LISTED RECORDS:
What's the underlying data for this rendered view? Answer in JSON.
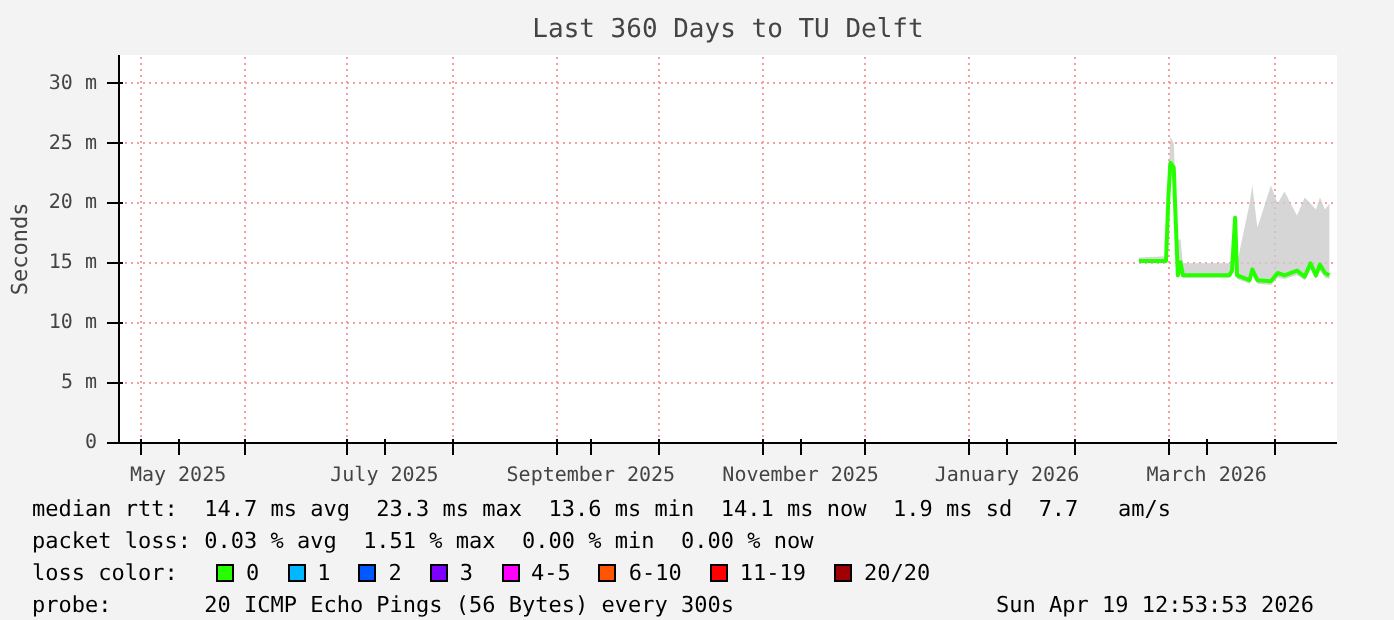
{
  "chart_data": {
    "type": "line",
    "title": "Last 360 Days to TU Delft",
    "ylabel": "Seconds",
    "xlim": [
      "2025-04-24T12:53",
      "2026-04-19T12:53"
    ],
    "xticks": [
      {
        "value": "2025-05-01",
        "label": null
      },
      {
        "value": "2025-05-12",
        "label": "May 2025"
      },
      {
        "value": "2025-06-01",
        "label": null
      },
      {
        "value": "2025-07-01",
        "label": null
      },
      {
        "value": "2025-07-12",
        "label": "July 2025"
      },
      {
        "value": "2025-08-01",
        "label": null
      },
      {
        "value": "2025-09-01",
        "label": null
      },
      {
        "value": "2025-09-11",
        "label": "September 2025"
      },
      {
        "value": "2025-10-01",
        "label": null
      },
      {
        "value": "2025-11-01",
        "label": null
      },
      {
        "value": "2025-11-12",
        "label": "November 2025"
      },
      {
        "value": "2025-12-01",
        "label": null
      },
      {
        "value": "2026-01-01",
        "label": null
      },
      {
        "value": "2026-01-12",
        "label": "January 2026"
      },
      {
        "value": "2026-02-01",
        "label": null
      },
      {
        "value": "2026-03-01",
        "label": null
      },
      {
        "value": "2026-03-12",
        "label": "March 2026"
      },
      {
        "value": "2026-04-01",
        "label": null
      }
    ],
    "ylim": [
      0,
      32.4
    ],
    "yticks": [
      0,
      {
        "value": 5,
        "label": "5 m"
      },
      {
        "value": 10,
        "label": "10 m"
      },
      {
        "value": 15,
        "label": "15 m"
      },
      {
        "value": 20,
        "label": "20 m"
      },
      {
        "value": 25,
        "label": "25 m"
      },
      {
        "value": 30,
        "label": "30 m"
      }
    ],
    "grid": true,
    "legend": "bottom",
    "legend_title": "loss color:",
    "marker": "none",
    "line_style": "solid",
    "series": [
      {
        "name": "0",
        "color": "#26ff00",
        "x": [
          "2026-02-20",
          "2026-02-28",
          "2026-02-28T17:00",
          "2026-03-01T07:00",
          "2026-03-02T07:00",
          "2026-03-02T17:00",
          "2026-03-03T12:00",
          "2026-03-04T07:00",
          "2026-03-05",
          "2026-03-18T17:00",
          "2026-03-19T12:00",
          "2026-03-20T10:00",
          "2026-03-21",
          "2026-03-24T17:00",
          "2026-03-25T12:00",
          "2026-03-27",
          "2026-03-31",
          "2026-04-02",
          "2026-04-04",
          "2026-04-07T17:00",
          "2026-04-10",
          "2026-04-11T17:00",
          "2026-04-13T07:00",
          "2026-04-14T12:00",
          "2026-04-16",
          "2026-04-17T07:00"
        ],
        "values": [
          15.2,
          15.2,
          20.6,
          23.4,
          23,
          19.7,
          14,
          15.1,
          14,
          14,
          14.4,
          18.8,
          14,
          13.6,
          14.5,
          13.6,
          13.5,
          14.2,
          14,
          14.4,
          13.9,
          15,
          14,
          14.9,
          14.2,
          14
        ],
        "lower": [
          15,
          15,
          20,
          22.5,
          22,
          19,
          13.8,
          14.8,
          13.8,
          13.8,
          14.1,
          18,
          13.7,
          13.3,
          14,
          13.3,
          13.2,
          13.8,
          13.7,
          14,
          13.6,
          14.5,
          13.7,
          14.4,
          13.8,
          13.7
        ],
        "upper": [
          15.5,
          15.6,
          22,
          25.6,
          25,
          22,
          17,
          17,
          15,
          15,
          15.5,
          19,
          15,
          20,
          21.5,
          18,
          21.5,
          20,
          21,
          19,
          20.5,
          20,
          19.5,
          20.5,
          19.5,
          20
        ]
      },
      {
        "name": "1",
        "color": "#00b8ff"
      },
      {
        "name": "2",
        "color": "#0059ff"
      },
      {
        "name": "3",
        "color": "#7e00ff"
      },
      {
        "name": "4-5",
        "color": "#ff00ff"
      },
      {
        "name": "6-10",
        "color": "#ff5500"
      },
      {
        "name": "11-19",
        "color": "#ff0000"
      },
      {
        "name": "20/20",
        "color": "#a10000"
      }
    ],
    "annotations": [
      "median rtt:  14.7 ms avg  23.3 ms max  13.6 ms min  14.1 ms now  1.9 ms sd  7.7   am/s",
      "packet loss: 0.03 % avg  1.51 % max  0.00 % min  0.00 % now",
      "probe:       20 ICMP Echo Pings (56 Bytes) every 300s",
      "Sun Apr 19 12:53:53 2026"
    ]
  }
}
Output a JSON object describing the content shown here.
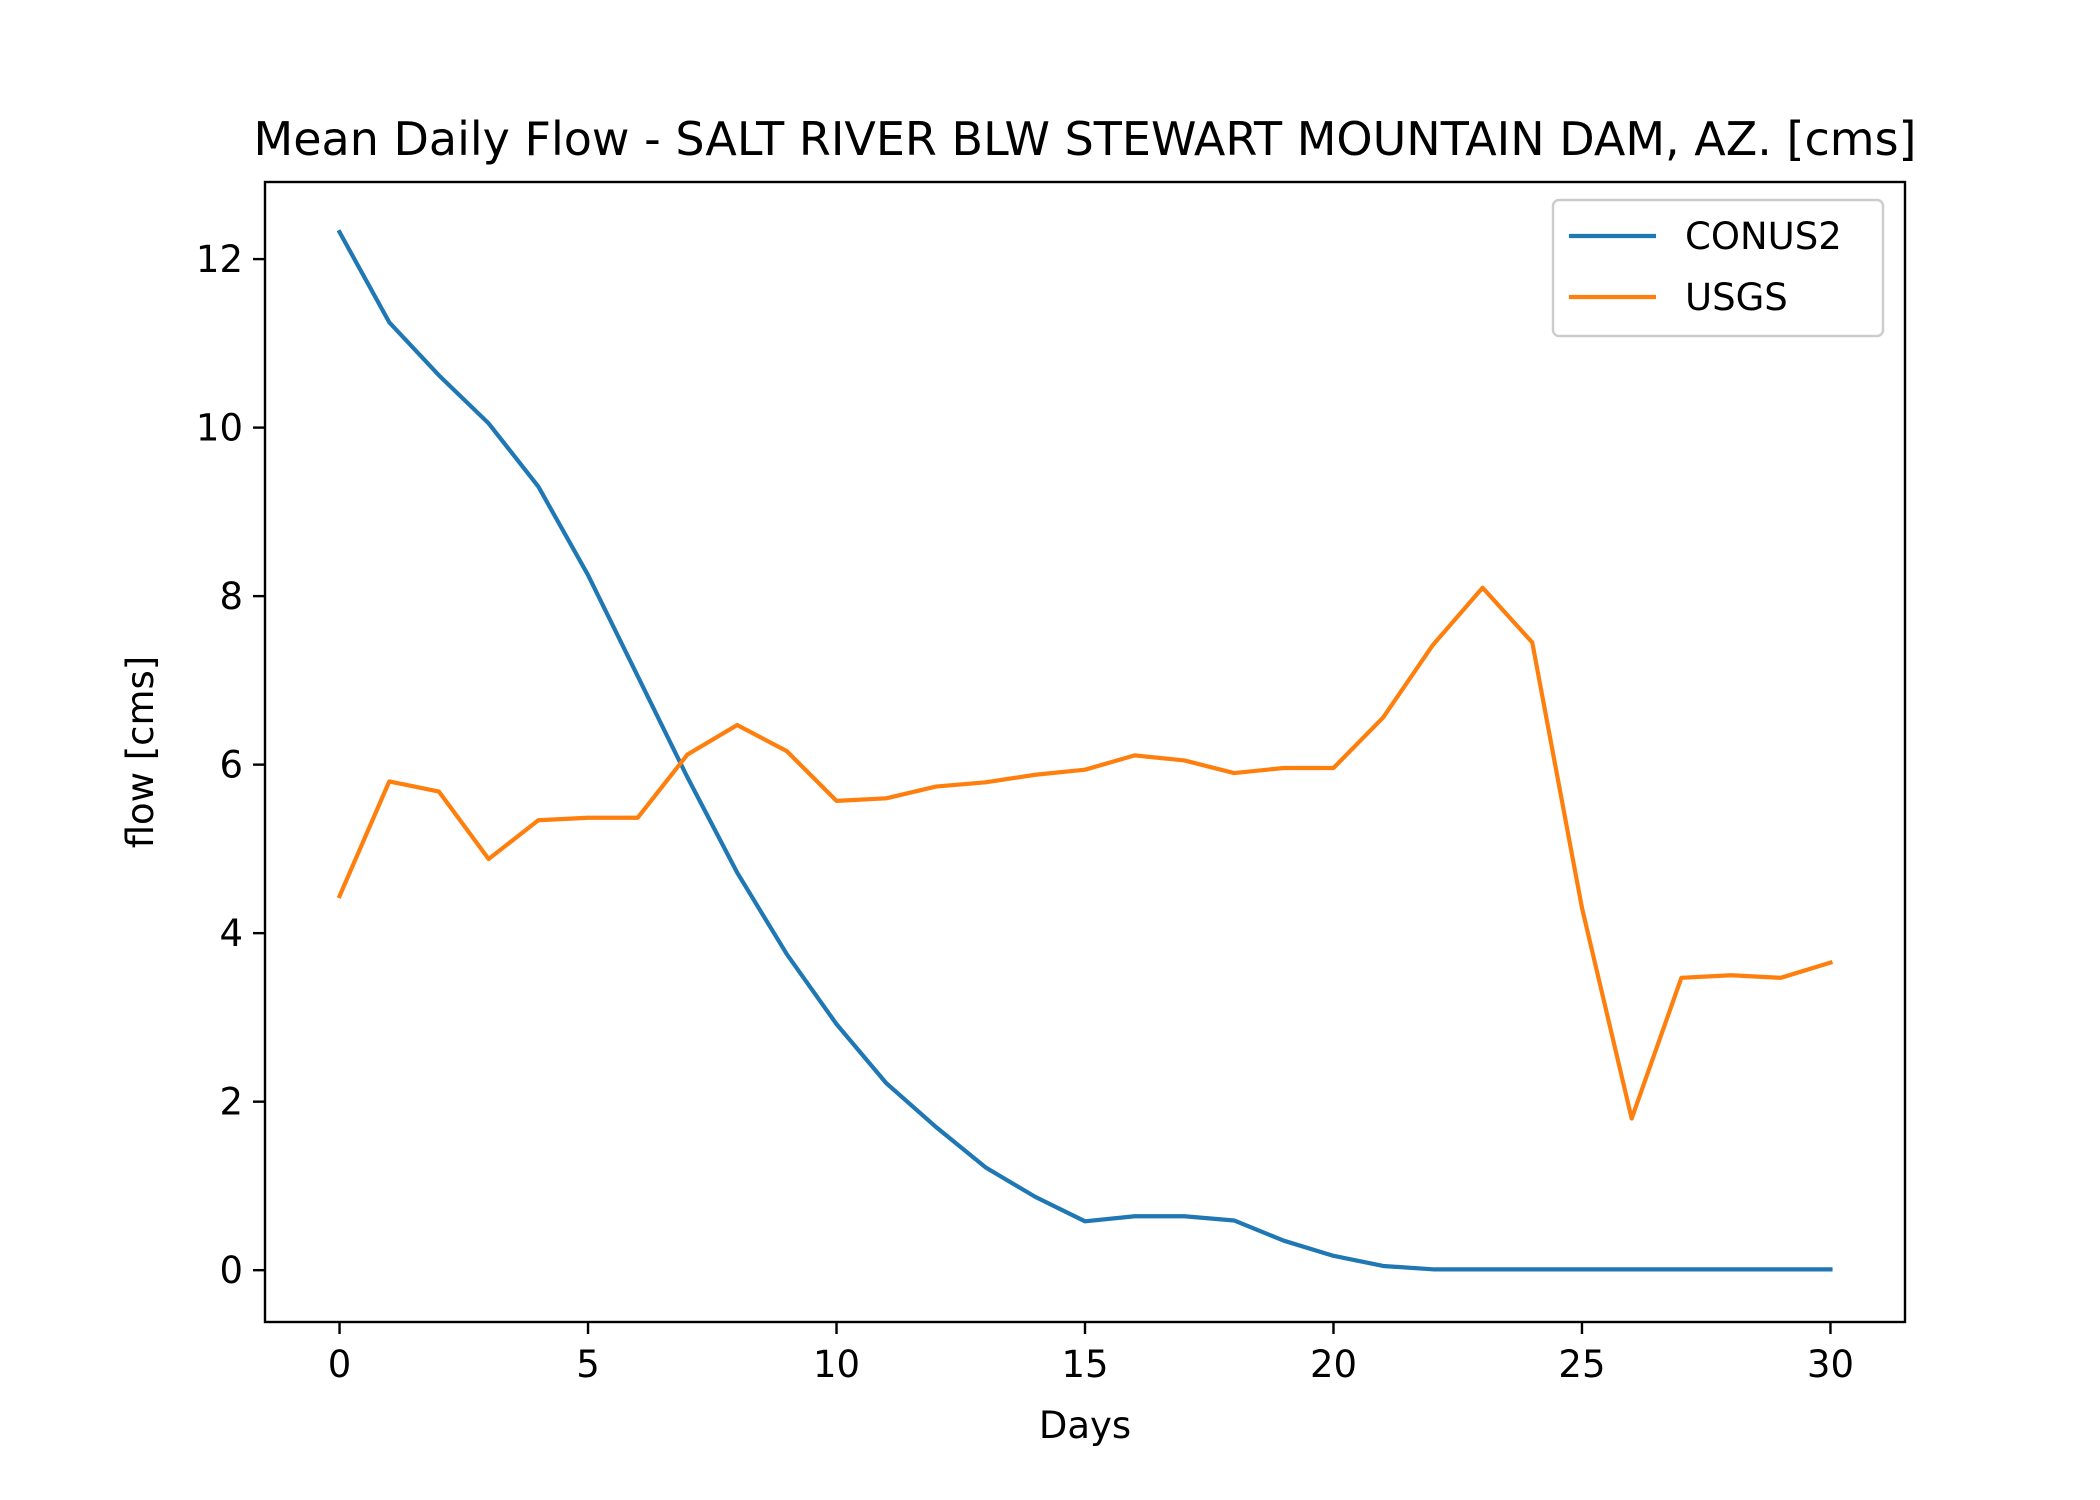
{
  "chart_data": {
    "type": "line",
    "title": "Mean Daily Flow - SALT RIVER BLW STEWART MOUNTAIN DAM, AZ. [cms]",
    "xlabel": "Days",
    "ylabel": "flow [cms]",
    "xlim": [
      -1.5,
      31.5
    ],
    "ylim": [
      -0.615,
      12.915
    ],
    "xticks": [
      0,
      5,
      10,
      15,
      20,
      25,
      30
    ],
    "yticks": [
      0,
      2,
      4,
      6,
      8,
      10,
      12
    ],
    "grid": false,
    "legend": "top-right",
    "x": [
      0,
      1,
      2,
      3,
      4,
      5,
      6,
      7,
      8,
      9,
      10,
      11,
      12,
      13,
      14,
      15,
      16,
      17,
      18,
      19,
      20,
      21,
      22,
      23,
      24,
      25,
      26,
      27,
      28,
      29,
      30
    ],
    "series": [
      {
        "name": "CONUS2",
        "color": "#1f77b4",
        "values": [
          12.32,
          11.25,
          10.62,
          10.05,
          9.3,
          8.25,
          7.05,
          5.85,
          4.72,
          3.75,
          2.92,
          2.22,
          1.7,
          1.22,
          0.87,
          0.58,
          0.64,
          0.64,
          0.59,
          0.35,
          0.17,
          0.05,
          0.01,
          0.01,
          0.01,
          0.01,
          0.01,
          0.01,
          0.01,
          0.01,
          0.01
        ]
      },
      {
        "name": "USGS",
        "color": "#ff7f0e",
        "values": [
          4.44,
          5.8,
          5.68,
          4.88,
          5.34,
          5.37,
          5.37,
          6.12,
          6.47,
          6.16,
          5.57,
          5.6,
          5.74,
          5.79,
          5.88,
          5.94,
          6.11,
          6.05,
          5.9,
          5.96,
          5.96,
          6.56,
          7.42,
          8.1,
          7.45,
          4.3,
          1.8,
          3.47,
          3.5,
          3.47,
          3.65
        ]
      }
    ]
  }
}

EXERCISE PROMPT: Using the listing, say how many lines include the word "loss", and add nothing else.

FINISHED TASK: 2